Objective: Check each line of the material below for the string "TOTS", then report how many lines have it, and nothing else.
--- Start ---
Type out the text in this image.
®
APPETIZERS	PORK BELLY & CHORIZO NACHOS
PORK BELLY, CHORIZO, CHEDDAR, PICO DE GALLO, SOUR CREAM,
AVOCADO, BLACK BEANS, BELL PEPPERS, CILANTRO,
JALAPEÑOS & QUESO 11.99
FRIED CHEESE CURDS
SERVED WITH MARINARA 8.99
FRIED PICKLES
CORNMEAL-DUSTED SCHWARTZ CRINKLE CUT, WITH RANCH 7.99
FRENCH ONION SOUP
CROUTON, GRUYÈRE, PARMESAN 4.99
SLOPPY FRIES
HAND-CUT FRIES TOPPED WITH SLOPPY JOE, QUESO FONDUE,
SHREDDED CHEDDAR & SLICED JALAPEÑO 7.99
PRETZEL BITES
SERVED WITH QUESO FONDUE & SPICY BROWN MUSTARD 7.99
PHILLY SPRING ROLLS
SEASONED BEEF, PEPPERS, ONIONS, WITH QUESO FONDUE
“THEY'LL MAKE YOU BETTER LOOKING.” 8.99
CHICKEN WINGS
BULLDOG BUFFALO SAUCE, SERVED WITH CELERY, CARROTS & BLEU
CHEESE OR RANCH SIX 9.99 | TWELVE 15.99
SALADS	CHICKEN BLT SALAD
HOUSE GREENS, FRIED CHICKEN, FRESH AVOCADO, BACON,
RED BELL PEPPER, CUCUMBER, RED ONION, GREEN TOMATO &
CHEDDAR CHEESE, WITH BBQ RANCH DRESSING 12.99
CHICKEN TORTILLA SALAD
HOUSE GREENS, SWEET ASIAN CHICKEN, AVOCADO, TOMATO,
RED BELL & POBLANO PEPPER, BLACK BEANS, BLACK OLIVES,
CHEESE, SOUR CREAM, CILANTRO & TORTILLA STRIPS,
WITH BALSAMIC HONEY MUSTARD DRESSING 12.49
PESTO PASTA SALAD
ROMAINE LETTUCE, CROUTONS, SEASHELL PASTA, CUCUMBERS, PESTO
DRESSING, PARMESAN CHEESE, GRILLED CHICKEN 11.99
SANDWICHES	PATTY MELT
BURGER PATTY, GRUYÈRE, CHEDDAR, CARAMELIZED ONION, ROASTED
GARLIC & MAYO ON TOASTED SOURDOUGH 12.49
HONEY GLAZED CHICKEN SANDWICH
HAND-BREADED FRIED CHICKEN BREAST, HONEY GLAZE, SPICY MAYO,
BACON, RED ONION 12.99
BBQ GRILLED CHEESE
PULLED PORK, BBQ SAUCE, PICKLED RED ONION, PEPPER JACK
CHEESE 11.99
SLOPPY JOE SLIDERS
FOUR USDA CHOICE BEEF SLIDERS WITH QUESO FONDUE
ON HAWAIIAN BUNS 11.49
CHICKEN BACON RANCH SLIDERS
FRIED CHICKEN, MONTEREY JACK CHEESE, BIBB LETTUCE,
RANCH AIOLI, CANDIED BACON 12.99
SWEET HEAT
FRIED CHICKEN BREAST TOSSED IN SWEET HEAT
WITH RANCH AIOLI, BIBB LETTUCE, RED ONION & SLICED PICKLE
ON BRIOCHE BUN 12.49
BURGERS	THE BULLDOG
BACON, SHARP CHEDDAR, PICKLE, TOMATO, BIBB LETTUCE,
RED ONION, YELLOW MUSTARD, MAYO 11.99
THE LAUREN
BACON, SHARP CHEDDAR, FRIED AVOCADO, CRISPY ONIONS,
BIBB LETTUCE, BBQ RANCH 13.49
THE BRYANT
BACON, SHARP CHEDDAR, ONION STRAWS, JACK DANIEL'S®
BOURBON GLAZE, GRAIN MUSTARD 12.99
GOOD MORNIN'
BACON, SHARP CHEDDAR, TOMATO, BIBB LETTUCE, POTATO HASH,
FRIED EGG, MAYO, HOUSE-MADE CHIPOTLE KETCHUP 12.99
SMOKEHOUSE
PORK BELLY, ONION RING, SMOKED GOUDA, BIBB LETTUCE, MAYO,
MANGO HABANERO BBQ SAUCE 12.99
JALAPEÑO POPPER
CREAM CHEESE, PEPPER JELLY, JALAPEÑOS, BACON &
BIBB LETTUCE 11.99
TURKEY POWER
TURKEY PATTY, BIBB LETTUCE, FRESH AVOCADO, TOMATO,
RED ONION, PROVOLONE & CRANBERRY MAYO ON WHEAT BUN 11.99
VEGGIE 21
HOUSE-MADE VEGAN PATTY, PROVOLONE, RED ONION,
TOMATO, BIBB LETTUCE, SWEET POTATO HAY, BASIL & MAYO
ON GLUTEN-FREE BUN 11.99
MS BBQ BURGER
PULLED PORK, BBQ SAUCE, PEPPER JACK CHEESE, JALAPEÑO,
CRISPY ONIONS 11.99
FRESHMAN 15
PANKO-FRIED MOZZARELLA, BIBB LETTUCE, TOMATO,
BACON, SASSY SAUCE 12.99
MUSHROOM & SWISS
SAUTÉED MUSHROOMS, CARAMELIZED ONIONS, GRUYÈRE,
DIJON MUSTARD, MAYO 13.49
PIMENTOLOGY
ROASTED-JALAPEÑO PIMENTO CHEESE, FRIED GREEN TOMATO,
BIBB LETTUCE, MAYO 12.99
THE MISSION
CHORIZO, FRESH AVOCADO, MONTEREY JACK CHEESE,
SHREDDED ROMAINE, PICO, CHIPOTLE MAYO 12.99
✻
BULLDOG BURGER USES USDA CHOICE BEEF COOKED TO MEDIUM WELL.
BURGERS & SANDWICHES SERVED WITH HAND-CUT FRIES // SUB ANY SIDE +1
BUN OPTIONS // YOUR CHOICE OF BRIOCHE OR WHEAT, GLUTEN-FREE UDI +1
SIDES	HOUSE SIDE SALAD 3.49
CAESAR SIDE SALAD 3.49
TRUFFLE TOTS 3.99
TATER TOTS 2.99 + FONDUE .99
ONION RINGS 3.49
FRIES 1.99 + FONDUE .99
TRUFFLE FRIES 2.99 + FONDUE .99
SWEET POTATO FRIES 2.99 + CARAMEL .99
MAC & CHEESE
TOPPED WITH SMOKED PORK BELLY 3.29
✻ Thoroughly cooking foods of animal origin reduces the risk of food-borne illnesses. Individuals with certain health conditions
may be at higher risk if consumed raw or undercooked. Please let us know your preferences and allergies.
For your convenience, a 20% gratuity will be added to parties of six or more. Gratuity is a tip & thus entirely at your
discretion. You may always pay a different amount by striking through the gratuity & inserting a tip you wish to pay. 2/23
--- End ---
Completed task: 2